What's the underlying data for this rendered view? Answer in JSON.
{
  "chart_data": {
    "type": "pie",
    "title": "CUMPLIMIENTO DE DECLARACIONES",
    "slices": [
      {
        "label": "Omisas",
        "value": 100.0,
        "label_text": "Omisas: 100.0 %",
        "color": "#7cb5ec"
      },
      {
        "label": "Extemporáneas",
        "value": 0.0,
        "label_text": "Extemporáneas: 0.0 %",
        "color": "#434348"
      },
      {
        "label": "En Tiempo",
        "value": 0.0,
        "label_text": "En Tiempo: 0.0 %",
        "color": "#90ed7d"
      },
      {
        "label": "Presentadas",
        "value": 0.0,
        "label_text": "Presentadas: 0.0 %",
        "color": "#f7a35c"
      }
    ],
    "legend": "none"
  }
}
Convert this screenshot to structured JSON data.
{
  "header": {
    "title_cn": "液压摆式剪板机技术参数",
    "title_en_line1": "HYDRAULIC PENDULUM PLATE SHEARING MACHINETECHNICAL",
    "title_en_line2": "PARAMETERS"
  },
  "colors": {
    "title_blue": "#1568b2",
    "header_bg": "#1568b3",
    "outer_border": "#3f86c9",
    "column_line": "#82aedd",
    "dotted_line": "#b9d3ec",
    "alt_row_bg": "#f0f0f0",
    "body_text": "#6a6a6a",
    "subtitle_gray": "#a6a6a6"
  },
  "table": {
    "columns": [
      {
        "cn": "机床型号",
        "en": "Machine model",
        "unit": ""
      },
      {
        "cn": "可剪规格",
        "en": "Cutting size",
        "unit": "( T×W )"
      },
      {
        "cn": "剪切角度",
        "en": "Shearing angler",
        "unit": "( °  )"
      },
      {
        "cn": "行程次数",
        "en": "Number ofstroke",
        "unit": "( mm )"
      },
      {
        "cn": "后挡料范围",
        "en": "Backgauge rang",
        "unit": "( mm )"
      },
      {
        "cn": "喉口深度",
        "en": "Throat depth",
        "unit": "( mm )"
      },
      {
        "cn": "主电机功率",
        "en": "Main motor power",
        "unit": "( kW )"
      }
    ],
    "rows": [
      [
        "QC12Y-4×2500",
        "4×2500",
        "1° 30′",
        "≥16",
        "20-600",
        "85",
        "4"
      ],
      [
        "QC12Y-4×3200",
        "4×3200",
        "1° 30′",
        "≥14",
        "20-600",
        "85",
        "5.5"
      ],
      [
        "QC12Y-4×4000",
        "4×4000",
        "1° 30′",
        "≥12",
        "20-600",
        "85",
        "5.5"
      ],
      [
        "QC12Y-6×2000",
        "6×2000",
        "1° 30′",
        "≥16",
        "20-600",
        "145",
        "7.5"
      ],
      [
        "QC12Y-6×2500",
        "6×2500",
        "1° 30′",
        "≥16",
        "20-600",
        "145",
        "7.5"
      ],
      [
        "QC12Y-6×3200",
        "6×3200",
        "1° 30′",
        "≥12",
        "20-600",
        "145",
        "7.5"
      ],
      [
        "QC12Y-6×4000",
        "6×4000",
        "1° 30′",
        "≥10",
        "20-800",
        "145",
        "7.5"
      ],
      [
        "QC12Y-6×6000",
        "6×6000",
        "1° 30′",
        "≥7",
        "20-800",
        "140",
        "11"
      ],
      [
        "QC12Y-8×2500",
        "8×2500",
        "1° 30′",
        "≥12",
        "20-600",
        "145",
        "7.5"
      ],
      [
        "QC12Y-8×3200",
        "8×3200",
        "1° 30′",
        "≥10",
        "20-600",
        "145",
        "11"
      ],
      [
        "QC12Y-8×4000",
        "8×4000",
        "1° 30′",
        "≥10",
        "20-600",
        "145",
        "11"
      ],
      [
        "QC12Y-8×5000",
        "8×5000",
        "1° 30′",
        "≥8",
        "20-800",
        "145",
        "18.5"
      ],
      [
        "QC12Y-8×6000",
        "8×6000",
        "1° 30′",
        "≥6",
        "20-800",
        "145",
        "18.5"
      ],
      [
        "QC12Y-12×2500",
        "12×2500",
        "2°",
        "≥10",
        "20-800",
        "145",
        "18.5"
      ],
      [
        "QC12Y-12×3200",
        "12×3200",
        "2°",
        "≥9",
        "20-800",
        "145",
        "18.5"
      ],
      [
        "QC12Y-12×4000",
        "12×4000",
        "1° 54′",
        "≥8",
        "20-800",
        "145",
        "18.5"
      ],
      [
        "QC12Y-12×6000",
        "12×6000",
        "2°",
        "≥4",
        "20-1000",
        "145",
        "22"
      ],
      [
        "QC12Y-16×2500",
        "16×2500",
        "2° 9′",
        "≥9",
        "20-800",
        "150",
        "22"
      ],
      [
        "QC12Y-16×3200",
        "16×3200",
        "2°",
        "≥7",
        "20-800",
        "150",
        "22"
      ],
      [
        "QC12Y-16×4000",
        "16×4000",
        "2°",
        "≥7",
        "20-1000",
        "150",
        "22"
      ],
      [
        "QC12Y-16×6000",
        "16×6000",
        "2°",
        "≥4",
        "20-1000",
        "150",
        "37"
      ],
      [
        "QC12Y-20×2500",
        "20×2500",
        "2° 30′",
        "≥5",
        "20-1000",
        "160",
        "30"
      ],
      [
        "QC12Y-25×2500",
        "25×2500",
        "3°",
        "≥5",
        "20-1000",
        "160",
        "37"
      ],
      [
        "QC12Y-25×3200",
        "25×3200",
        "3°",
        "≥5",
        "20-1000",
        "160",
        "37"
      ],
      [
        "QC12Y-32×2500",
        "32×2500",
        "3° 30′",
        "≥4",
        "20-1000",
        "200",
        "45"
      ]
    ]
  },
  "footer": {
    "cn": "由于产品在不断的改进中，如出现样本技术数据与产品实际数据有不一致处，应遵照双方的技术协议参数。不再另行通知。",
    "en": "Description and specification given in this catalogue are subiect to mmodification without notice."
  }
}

● **OBJECTIVE**
Transcribe the whole listing with nothing added or left out.

● **EXERCISE RESULT**
What's the underlying data for this rendered view? Answer in JSON.
{
  "chart_data": {
    "type": "pie",
    "title": "CUMPLIMIENTO DE DECLARACIONES",
    "slices": [
      {
        "label": "Omisas",
        "value": 100.0,
        "label_text": "Omisas: 100.0 %",
        "color": "#7cb5ec"
      },
      {
        "label": "Extemporáneas",
        "value": 0.0,
        "label_text": "Extemporáneas: 0.0 %",
        "color": "#434348"
      },
      {
        "label": "En Tiempo",
        "value": 0.0,
        "label_text": "En Tiempo: 0.0 %",
        "color": "#90ed7d"
      },
      {
        "label": "Presentadas",
        "value": 0.0,
        "label_text": "Presentadas: 0.0 %",
        "color": "#f7a35c"
      }
    ],
    "legend": "none"
  }
}
Convert this screenshot to structured JSON data.
{
  "header": {
    "title_cn": "液压摆式剪板机技术参数",
    "title_en_line1": "HYDRAULIC PENDULUM PLATE SHEARING MACHINETECHNICAL",
    "title_en_line2": "PARAMETERS"
  },
  "colors": {
    "title_blue": "#1568b2",
    "header_bg": "#1568b3",
    "outer_border": "#3f86c9",
    "column_line": "#82aedd",
    "dotted_line": "#b9d3ec",
    "alt_row_bg": "#f0f0f0",
    "body_text": "#6a6a6a",
    "subtitle_gray": "#a6a6a6"
  },
  "table": {
    "columns": [
      {
        "cn": "机床型号",
        "en": "Machine model",
        "unit": ""
      },
      {
        "cn": "可剪规格",
        "en": "Cutting size",
        "unit": "( T×W )"
      },
      {
        "cn": "剪切角度",
        "en": "Shearing angler",
        "unit": "( °  )"
      },
      {
        "cn": "行程次数",
        "en": "Number ofstroke",
        "unit": "( mm )"
      },
      {
        "cn": "后挡料范围",
        "en": "Backgauge rang",
        "unit": "( mm )"
      },
      {
        "cn": "喉口深度",
        "en": "Throat depth",
        "unit": "( mm )"
      },
      {
        "cn": "主电机功率",
        "en": "Main motor power",
        "unit": "( kW )"
      }
    ],
    "rows": [
      [
        "QC12Y-4×2500",
        "4×2500",
        "1° 30′",
        "≥16",
        "20-600",
        "85",
        "4"
      ],
      [
        "QC12Y-4×3200",
        "4×3200",
        "1° 30′",
        "≥14",
        "20-600",
        "85",
        "5.5"
      ],
      [
        "QC12Y-4×4000",
        "4×4000",
        "1° 30′",
        "≥12",
        "20-600",
        "85",
        "5.5"
      ],
      [
        "QC12Y-6×2000",
        "6×2000",
        "1° 30′",
        "≥16",
        "20-600",
        "145",
        "7.5"
      ],
      [
        "QC12Y-6×2500",
        "6×2500",
        "1° 30′",
        "≥16",
        "20-600",
        "145",
        "7.5"
      ],
      [
        "QC12Y-6×3200",
        "6×3200",
        "1° 30′",
        "≥12",
        "20-600",
        "145",
        "7.5"
      ],
      [
        "QC12Y-6×4000",
        "6×4000",
        "1° 30′",
        "≥10",
        "20-800",
        "145",
        "7.5"
      ],
      [
        "QC12Y-6×6000",
        "6×6000",
        "1° 30′",
        "≥7",
        "20-800",
        "140",
        "11"
      ],
      [
        "QC12Y-8×2500",
        "8×2500",
        "1° 30′",
        "≥12",
        "20-600",
        "145",
        "7.5"
      ],
      [
        "QC12Y-8×3200",
        "8×3200",
        "1° 30′",
        "≥10",
        "20-600",
        "145",
        "11"
      ],
      [
        "QC12Y-8×4000",
        "8×4000",
        "1° 30′",
        "≥10",
        "20-600",
        "145",
        "11"
      ],
      [
        "QC12Y-8×5000",
        "8×5000",
        "1° 30′",
        "≥8",
        "20-800",
        "145",
        "18.5"
      ],
      [
        "QC12Y-8×6000",
        "8×6000",
        "1° 30′",
        "≥6",
        "20-800",
        "145",
        "18.5"
      ],
      [
        "QC12Y-12×2500",
        "12×2500",
        "2°",
        "≥10",
        "20-800",
        "145",
        "18.5"
      ],
      [
        "QC12Y-12×3200",
        "12×3200",
        "2°",
        "≥9",
        "20-800",
        "145",
        "18.5"
      ],
      [
        "QC12Y-12×4000",
        "12×4000",
        "1° 54′",
        "≥8",
        "20-800",
        "145",
        "18.5"
      ],
      [
        "QC12Y-12×6000",
        "12×6000",
        "2°",
        "≥4",
        "20-1000",
        "145",
        "22"
      ],
      [
        "QC12Y-16×2500",
        "16×2500",
        "2° 9′",
        "≥9",
        "20-800",
        "150",
        "22"
      ],
      [
        "QC12Y-16×3200",
        "16×3200",
        "2°",
        "≥7",
        "20-800",
        "150",
        "22"
      ],
      [
        "QC12Y-16×4000",
        "16×4000",
        "2°",
        "≥7",
        "20-1000",
        "150",
        "22"
      ],
      [
        "QC12Y-16×6000",
        "16×6000",
        "2°",
        "≥4",
        "20-1000",
        "150",
        "37"
      ],
      [
        "QC12Y-20×2500",
        "20×2500",
        "2° 30′",
        "≥5",
        "20-1000",
        "160",
        "30"
      ],
      [
        "QC12Y-25×2500",
        "25×2500",
        "3°",
        "≥5",
        "20-1000",
        "160",
        "37"
      ],
      [
        "QC12Y-25×3200",
        "25×3200",
        "3°",
        "≥5",
        "20-1000",
        "160",
        "37"
      ],
      [
        "QC12Y-32×2500",
        "32×2500",
        "3° 30′",
        "≥4",
        "20-1000",
        "200",
        "45"
      ]
    ]
  },
  "footer": {
    "cn": "由于产品在不断的改进中，如出现样本技术数据与产品实际数据有不一致处，应遵照双方的技术协议参数。不再另行通知。",
    "en": "Description and specification given in this catalogue are subiect to mmodification without notice."
  }
}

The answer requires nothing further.